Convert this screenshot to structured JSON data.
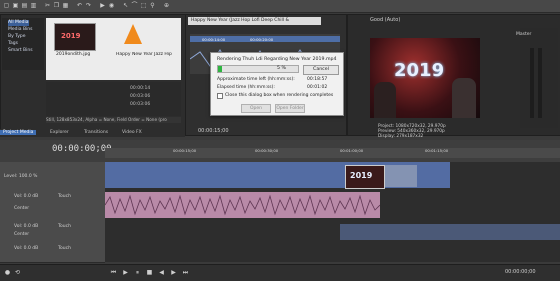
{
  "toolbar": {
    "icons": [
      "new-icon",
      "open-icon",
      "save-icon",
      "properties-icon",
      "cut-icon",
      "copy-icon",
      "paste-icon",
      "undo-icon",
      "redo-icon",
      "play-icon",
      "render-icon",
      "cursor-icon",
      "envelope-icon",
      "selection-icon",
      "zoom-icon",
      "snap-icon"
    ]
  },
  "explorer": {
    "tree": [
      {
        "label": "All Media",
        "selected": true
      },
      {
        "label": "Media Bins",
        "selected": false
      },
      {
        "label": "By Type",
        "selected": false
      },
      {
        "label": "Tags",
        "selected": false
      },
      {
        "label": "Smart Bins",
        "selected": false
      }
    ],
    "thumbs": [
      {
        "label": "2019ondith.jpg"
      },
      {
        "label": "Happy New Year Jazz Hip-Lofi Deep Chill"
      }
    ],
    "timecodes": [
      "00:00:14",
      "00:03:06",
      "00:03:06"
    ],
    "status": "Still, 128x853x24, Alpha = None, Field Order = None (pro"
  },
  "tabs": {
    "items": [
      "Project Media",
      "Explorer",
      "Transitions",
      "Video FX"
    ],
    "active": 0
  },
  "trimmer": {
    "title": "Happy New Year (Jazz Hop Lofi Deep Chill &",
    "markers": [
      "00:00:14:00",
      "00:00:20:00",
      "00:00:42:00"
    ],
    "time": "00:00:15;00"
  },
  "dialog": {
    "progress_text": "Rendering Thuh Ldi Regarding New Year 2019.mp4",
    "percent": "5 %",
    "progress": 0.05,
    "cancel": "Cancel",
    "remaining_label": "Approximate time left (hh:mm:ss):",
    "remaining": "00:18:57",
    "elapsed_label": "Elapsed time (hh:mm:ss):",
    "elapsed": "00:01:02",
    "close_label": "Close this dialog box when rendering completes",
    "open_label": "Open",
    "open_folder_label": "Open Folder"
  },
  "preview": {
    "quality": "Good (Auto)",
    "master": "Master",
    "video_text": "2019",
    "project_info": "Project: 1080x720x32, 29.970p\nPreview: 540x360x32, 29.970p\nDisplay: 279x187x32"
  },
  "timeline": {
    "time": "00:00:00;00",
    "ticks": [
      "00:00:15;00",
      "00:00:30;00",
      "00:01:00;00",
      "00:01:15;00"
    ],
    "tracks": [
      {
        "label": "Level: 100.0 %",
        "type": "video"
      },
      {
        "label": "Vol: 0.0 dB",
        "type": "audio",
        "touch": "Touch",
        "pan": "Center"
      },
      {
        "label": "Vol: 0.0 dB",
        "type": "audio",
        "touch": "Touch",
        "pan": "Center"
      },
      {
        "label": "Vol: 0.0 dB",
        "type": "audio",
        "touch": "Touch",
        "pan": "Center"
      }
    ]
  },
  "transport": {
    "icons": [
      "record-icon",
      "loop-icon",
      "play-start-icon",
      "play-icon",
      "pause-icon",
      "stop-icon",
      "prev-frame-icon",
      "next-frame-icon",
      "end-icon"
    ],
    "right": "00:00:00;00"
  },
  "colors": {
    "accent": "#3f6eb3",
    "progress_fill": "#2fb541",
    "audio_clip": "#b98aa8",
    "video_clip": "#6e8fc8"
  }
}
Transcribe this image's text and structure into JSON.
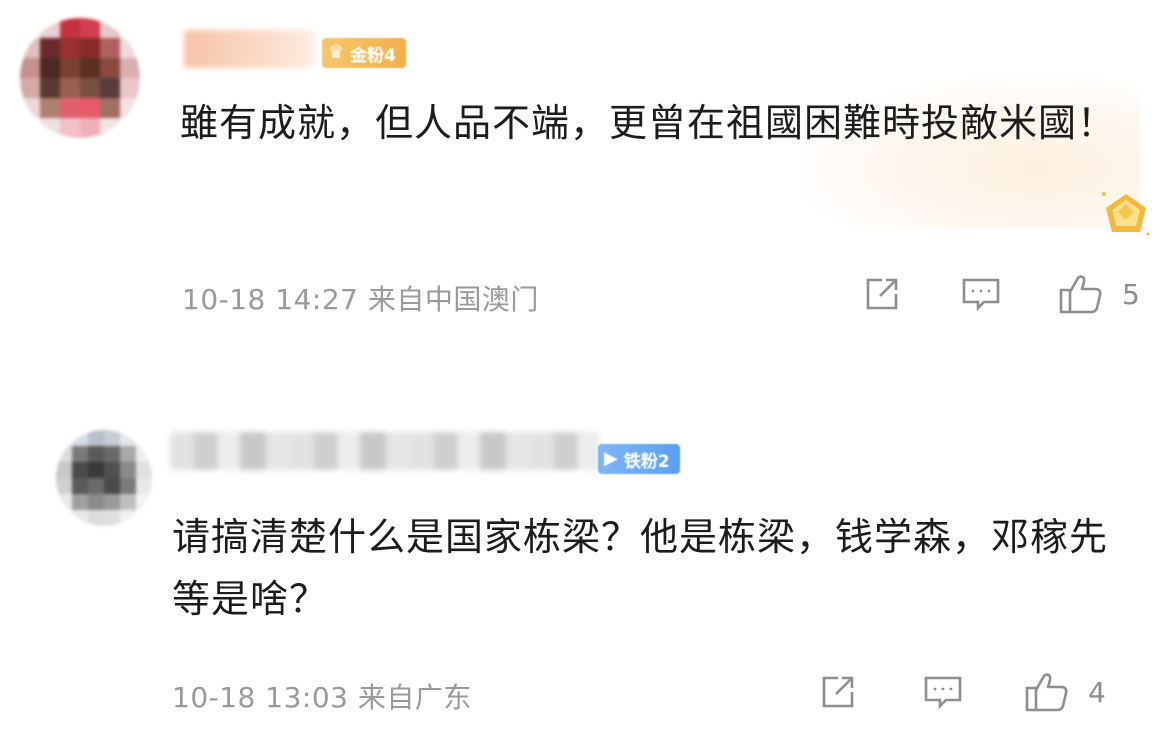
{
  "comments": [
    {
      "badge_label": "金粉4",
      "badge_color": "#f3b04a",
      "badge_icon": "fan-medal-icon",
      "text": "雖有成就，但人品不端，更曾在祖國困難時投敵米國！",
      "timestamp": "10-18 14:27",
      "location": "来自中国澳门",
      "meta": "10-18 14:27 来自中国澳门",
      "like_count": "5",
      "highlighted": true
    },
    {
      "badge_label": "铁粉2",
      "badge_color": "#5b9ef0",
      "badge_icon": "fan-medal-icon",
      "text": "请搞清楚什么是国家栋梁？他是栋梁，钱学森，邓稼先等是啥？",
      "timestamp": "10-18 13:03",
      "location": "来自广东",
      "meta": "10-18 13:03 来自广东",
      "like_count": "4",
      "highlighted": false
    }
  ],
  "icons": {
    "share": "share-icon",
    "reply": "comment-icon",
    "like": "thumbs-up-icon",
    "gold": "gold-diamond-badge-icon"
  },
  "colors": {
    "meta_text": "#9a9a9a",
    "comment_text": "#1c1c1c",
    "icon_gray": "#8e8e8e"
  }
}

===============

### What you have to do
Output the records above exactly as they are, leaving out the pictures.

### Task result
Convert this screenshot to structured JSON data.
{
  "toolbar": {
    "icons": [
      "new-icon",
      "open-icon",
      "save-icon",
      "properties-icon",
      "cut-icon",
      "copy-icon",
      "paste-icon",
      "undo-icon",
      "redo-icon",
      "play-icon",
      "render-icon",
      "cursor-icon",
      "envelope-icon",
      "selection-icon",
      "zoom-icon",
      "snap-icon"
    ]
  },
  "explorer": {
    "tree": [
      {
        "label": "All Media",
        "selected": true
      },
      {
        "label": "Media Bins",
        "selected": false
      },
      {
        "label": "By Type",
        "selected": false
      },
      {
        "label": "Tags",
        "selected": false
      },
      {
        "label": "Smart Bins",
        "selected": false
      }
    ],
    "thumbs": [
      {
        "label": "2019ondith.jpg"
      },
      {
        "label": "Happy New Year Jazz Hip-Lofi Deep Chill"
      }
    ],
    "timecodes": [
      "00:00:14",
      "00:03:06",
      "00:03:06"
    ],
    "status": "Still, 128x853x24, Alpha = None, Field Order = None (pro"
  },
  "tabs": {
    "items": [
      "Project Media",
      "Explorer",
      "Transitions",
      "Video FX"
    ],
    "active": 0
  },
  "trimmer": {
    "title": "Happy New Year (Jazz Hop Lofi Deep Chill &",
    "markers": [
      "00:00:14:00",
      "00:00:20:00",
      "00:00:42:00"
    ],
    "time": "00:00:15;00"
  },
  "dialog": {
    "progress_text": "Rendering Thuh Ldi Regarding New Year 2019.mp4",
    "percent": "5 %",
    "progress": 0.05,
    "cancel": "Cancel",
    "remaining_label": "Approximate time left (hh:mm:ss):",
    "remaining": "00:18:57",
    "elapsed_label": "Elapsed time (hh:mm:ss):",
    "elapsed": "00:01:02",
    "close_label": "Close this dialog box when rendering completes",
    "open_label": "Open",
    "open_folder_label": "Open Folder"
  },
  "preview": {
    "quality": "Good (Auto)",
    "master": "Master",
    "video_text": "2019",
    "project_info": "Project: 1080x720x32, 29.970p\nPreview: 540x360x32, 29.970p\nDisplay: 279x187x32"
  },
  "timeline": {
    "time": "00:00:00;00",
    "ticks": [
      "00:00:15;00",
      "00:00:30;00",
      "00:01:00;00",
      "00:01:15;00"
    ],
    "tracks": [
      {
        "label": "Level: 100.0 %",
        "type": "video"
      },
      {
        "label": "Vol: 0.0 dB",
        "type": "audio",
        "touch": "Touch",
        "pan": "Center"
      },
      {
        "label": "Vol: 0.0 dB",
        "type": "audio",
        "touch": "Touch",
        "pan": "Center"
      },
      {
        "label": "Vol: 0.0 dB",
        "type": "audio",
        "touch": "Touch",
        "pan": "Center"
      }
    ]
  },
  "transport": {
    "icons": [
      "record-icon",
      "loop-icon",
      "play-start-icon",
      "play-icon",
      "pause-icon",
      "stop-icon",
      "prev-frame-icon",
      "next-frame-icon",
      "end-icon"
    ],
    "right": "00:00:00;00"
  },
  "colors": {
    "accent": "#3f6eb3",
    "progress_fill": "#2fb541",
    "audio_clip": "#b98aa8",
    "video_clip": "#6e8fc8"
  }
}
Transcribe this image's text and structure into JSON.
{
  "comments": [
    {
      "badge_label": "金粉4",
      "badge_color": "#f3b04a",
      "badge_icon": "fan-medal-icon",
      "text": "雖有成就，但人品不端，更曾在祖國困難時投敵米國！",
      "timestamp": "10-18 14:27",
      "location": "来自中国澳门",
      "meta": "10-18 14:27 来自中国澳门",
      "like_count": "5",
      "highlighted": true
    },
    {
      "badge_label": "铁粉2",
      "badge_color": "#5b9ef0",
      "badge_icon": "fan-medal-icon",
      "text": "请搞清楚什么是国家栋梁？他是栋梁，钱学森，邓稼先等是啥？",
      "timestamp": "10-18 13:03",
      "location": "来自广东",
      "meta": "10-18 13:03 来自广东",
      "like_count": "4",
      "highlighted": false
    }
  ],
  "icons": {
    "share": "share-icon",
    "reply": "comment-icon",
    "like": "thumbs-up-icon",
    "gold": "gold-diamond-badge-icon"
  },
  "colors": {
    "meta_text": "#9a9a9a",
    "comment_text": "#1c1c1c",
    "icon_gray": "#8e8e8e"
  }
}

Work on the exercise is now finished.